• Brief
Can you print, character for character, the part of the material that opens with the line containing "nope-button[interactable]: ✕ [709,580,745,616]" and closes with the line containing "shield-icon[interactable]: ⛉ [235,73,266,105]", both of those lines included?

>>

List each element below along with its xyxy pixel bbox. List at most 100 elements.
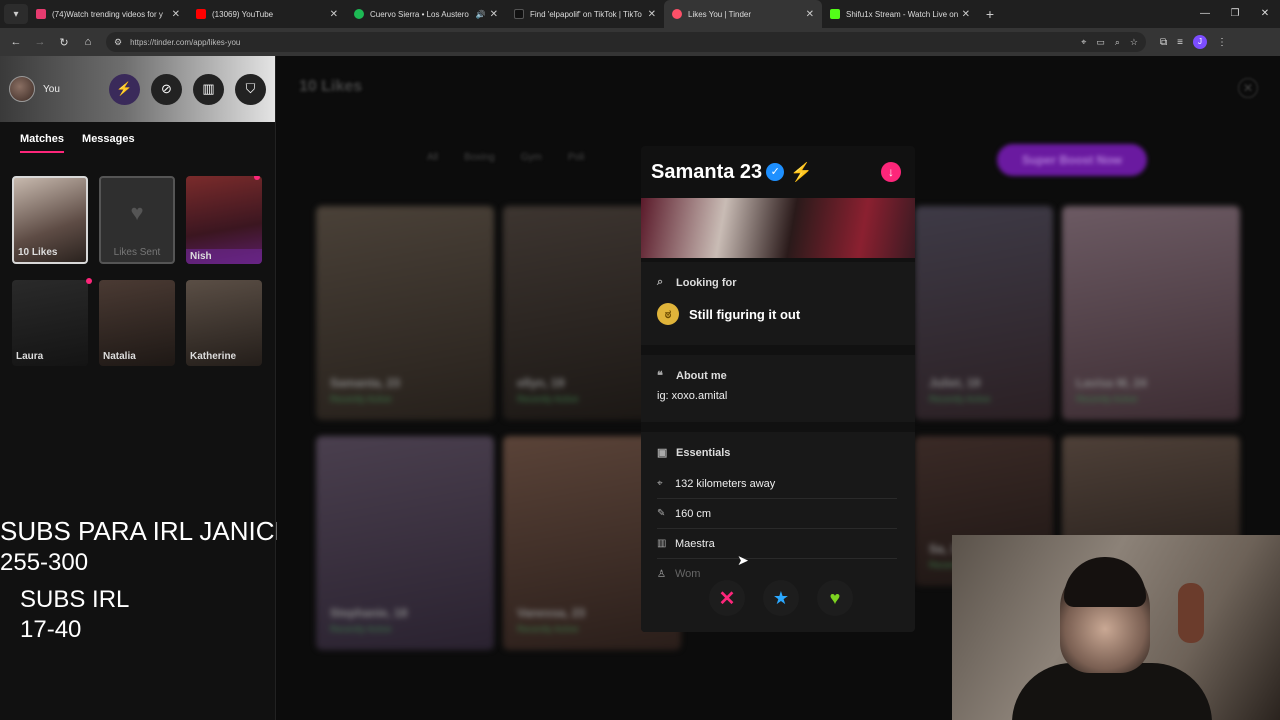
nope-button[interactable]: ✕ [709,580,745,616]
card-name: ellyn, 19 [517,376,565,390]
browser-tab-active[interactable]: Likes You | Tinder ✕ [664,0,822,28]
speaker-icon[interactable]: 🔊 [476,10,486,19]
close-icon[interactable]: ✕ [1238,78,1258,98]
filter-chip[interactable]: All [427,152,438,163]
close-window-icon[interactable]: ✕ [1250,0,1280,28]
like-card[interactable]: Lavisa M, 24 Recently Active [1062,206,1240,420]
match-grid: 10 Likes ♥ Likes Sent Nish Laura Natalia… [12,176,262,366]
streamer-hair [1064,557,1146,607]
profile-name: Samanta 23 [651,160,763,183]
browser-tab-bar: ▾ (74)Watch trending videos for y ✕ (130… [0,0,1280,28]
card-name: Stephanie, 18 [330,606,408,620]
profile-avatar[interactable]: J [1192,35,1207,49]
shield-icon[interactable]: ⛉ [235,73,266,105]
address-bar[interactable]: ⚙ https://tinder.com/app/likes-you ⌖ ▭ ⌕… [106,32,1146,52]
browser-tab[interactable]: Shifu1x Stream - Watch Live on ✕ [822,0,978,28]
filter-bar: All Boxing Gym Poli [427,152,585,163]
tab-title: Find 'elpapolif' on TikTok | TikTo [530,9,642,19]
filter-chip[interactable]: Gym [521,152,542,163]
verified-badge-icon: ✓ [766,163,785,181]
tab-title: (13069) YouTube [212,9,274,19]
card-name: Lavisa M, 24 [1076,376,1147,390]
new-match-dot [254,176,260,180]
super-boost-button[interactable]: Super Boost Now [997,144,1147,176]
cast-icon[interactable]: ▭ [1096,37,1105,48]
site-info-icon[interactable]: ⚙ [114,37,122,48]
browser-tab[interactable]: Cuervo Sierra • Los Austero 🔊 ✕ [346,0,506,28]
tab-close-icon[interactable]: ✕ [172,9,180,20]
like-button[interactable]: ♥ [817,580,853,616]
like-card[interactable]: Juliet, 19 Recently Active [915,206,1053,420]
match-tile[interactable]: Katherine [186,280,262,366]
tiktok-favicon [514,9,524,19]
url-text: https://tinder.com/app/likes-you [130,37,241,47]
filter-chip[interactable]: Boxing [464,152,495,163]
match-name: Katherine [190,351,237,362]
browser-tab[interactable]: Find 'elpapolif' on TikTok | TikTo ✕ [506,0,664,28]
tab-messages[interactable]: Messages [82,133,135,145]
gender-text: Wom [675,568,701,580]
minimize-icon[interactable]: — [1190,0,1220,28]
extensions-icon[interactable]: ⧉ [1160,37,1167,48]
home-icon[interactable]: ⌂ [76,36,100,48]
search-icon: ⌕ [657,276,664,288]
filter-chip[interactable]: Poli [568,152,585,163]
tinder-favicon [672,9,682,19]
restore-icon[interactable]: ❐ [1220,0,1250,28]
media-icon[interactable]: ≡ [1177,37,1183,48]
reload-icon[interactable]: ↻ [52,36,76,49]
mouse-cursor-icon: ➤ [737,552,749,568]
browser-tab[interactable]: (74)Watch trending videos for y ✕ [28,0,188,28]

<<

• The response
nope-button[interactable]: ✕ [709,580,745,616]
card-name: ellyn, 19 [517,376,565,390]
browser-tab-active[interactable]: Likes You | Tinder ✕ [664,0,822,28]
speaker-icon[interactable]: 🔊 [476,10,486,19]
close-icon[interactable]: ✕ [1238,78,1258,98]
filter-chip[interactable]: All [427,152,438,163]
close-window-icon[interactable]: ✕ [1250,0,1280,28]
like-card[interactable]: Lavisa M, 24 Recently Active [1062,206,1240,420]
match-grid: 10 Likes ♥ Likes Sent Nish Laura Natalia… [12,176,262,366]
streamer-hair [1064,557,1146,607]
profile-name: Samanta 23 [651,160,763,183]
browser-tab-bar: ▾ (74)Watch trending videos for y ✕ (130… [0,0,1280,28]
card-name: Stephanie, 18 [330,606,408,620]
profile-avatar[interactable]: J [1192,35,1207,49]
shield-icon[interactable]: ⛉ [235,73,266,105]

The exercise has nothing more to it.